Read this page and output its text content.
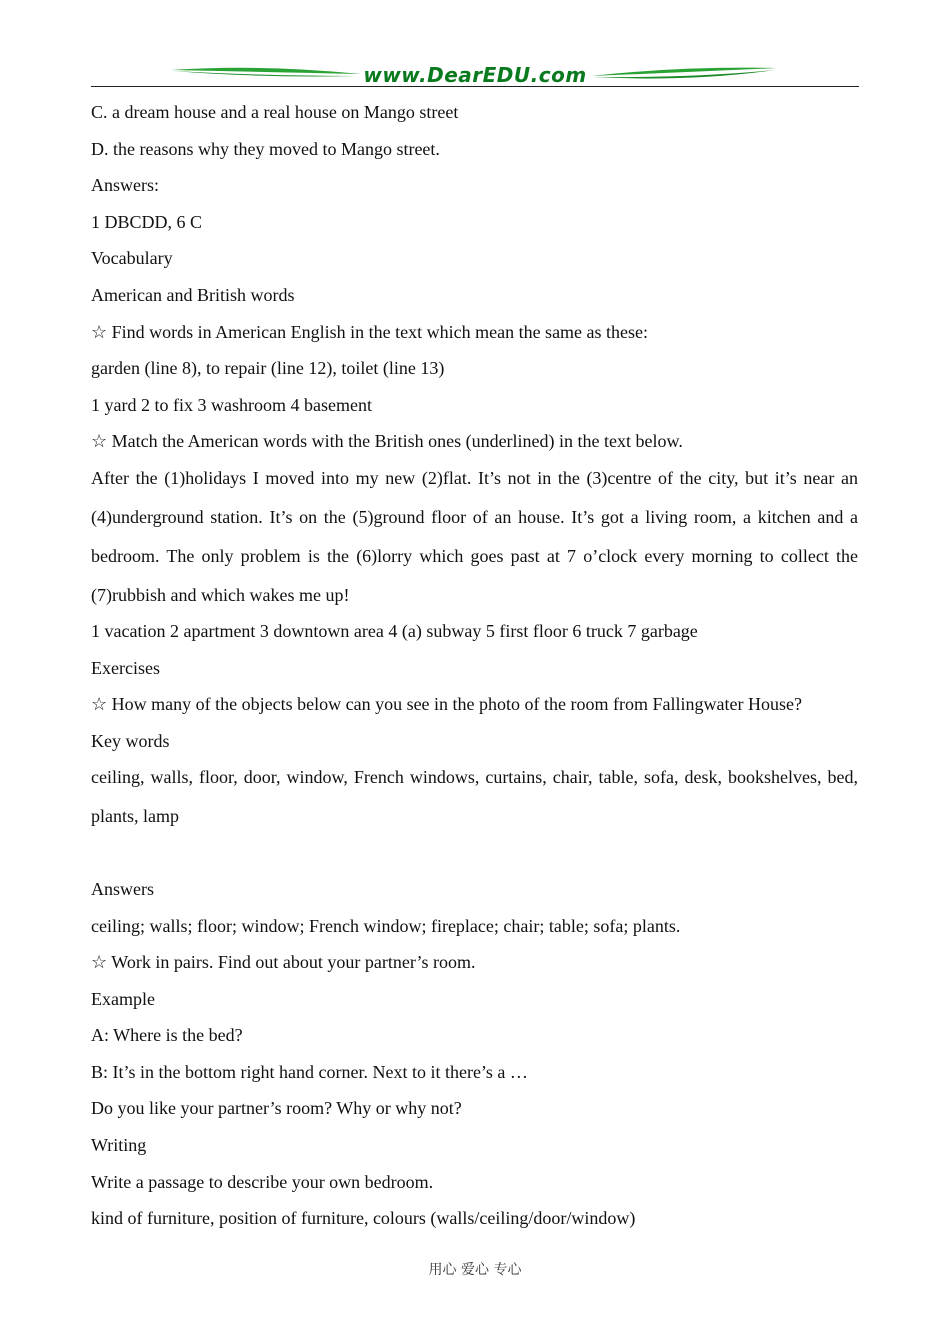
www.DearEDU.com
C. a dream house and a real house on Mango street
D. the reasons why they moved to Mango street.
Answers:
1 DBCDD, 6 C
Vocabulary
American and British words
☆ Find words in American English in the text which mean the same as these:
garden (line 8), to repair (line 12), toilet (line 13)
1 yard 2 to fix 3 washroom 4 basement
☆ Match the American words with the British ones (underlined) in the text below.
After the (1)holidays I moved into my new (2)flat. It’s not in the (3)centre of the city, but it’s near an (4)underground station. It’s on the (5)ground floor of an house. It’s got a living room, a kitchen and a bedroom. The only problem is the (6)lorry which goes past at 7 o’clock every morning to collect the (7)rubbish and which wakes me up!
1 vacation 2 apartment 3 downtown area 4 (a) subway 5 first floor 6 truck 7 garbage
Exercises
☆ How many of the objects below can you see in the photo of the room from Fallingwater House?
Key words
ceiling, walls, floor, door, window, French windows, curtains, chair, table, sofa, desk, bookshelves, bed, plants, lamp
Answers
ceiling; walls; floor; window; French window; fireplace; chair; table; sofa; plants.
☆ Work in pairs. Find out about your partner’s room.
Example
A: Where is the bed?
B: It’s in the bottom right hand corner. Next to it there’s a …
Do you like your partner’s room? Why or why not?
Writing
Write a passage to describe your own bedroom.
kind of furniture, position of furniture, colours (walls/ceiling/door/window)
用心 爱心 专心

===============

◆ What is being asked: Omitting all images, retype each line of the records precisely.

◆ The completed task:
Read this page and output its text content.
www.DearEDU.com
C. a dream house and a real house on Mango street
D. the reasons why they moved to Mango street.
Answers:
1 DBCDD, 6 C
Vocabulary
American and British words
☆ Find words in American English in the text which mean the same as these:
garden (line 8), to repair (line 12), toilet (line 13)
1 yard 2 to fix 3 washroom 4 basement
☆ Match the American words with the British ones (underlined) in the text below.
After the (1)holidays I moved into my new (2)flat. It’s not in the (3)centre of the city, but it’s near an (4)underground station. It’s on the (5)ground floor of an house. It’s got a living room, a kitchen and a bedroom. The only problem is the (6)lorry which goes past at 7 o’clock every morning to collect the (7)rubbish and which wakes me up!
1 vacation 2 apartment 3 downtown area 4 (a) subway 5 first floor 6 truck 7 garbage
Exercises
☆ How many of the objects below can you see in the photo of the room from Fallingwater House?
Key words
ceiling, walls, floor, door, window, French windows, curtains, chair, table, sofa, desk, bookshelves, bed, plants, lamp
Answers
ceiling; walls; floor; window; French window; fireplace; chair; table; sofa; plants.
☆ Work in pairs. Find out about your partner’s room.
Example
A: Where is the bed?
B: It’s in the bottom right hand corner. Next to it there’s a …
Do you like your partner’s room? Why or why not?
Writing
Write a passage to describe your own bedroom.
kind of furniture, position of furniture, colours (walls/ceiling/door/window)
用心 爱心 专心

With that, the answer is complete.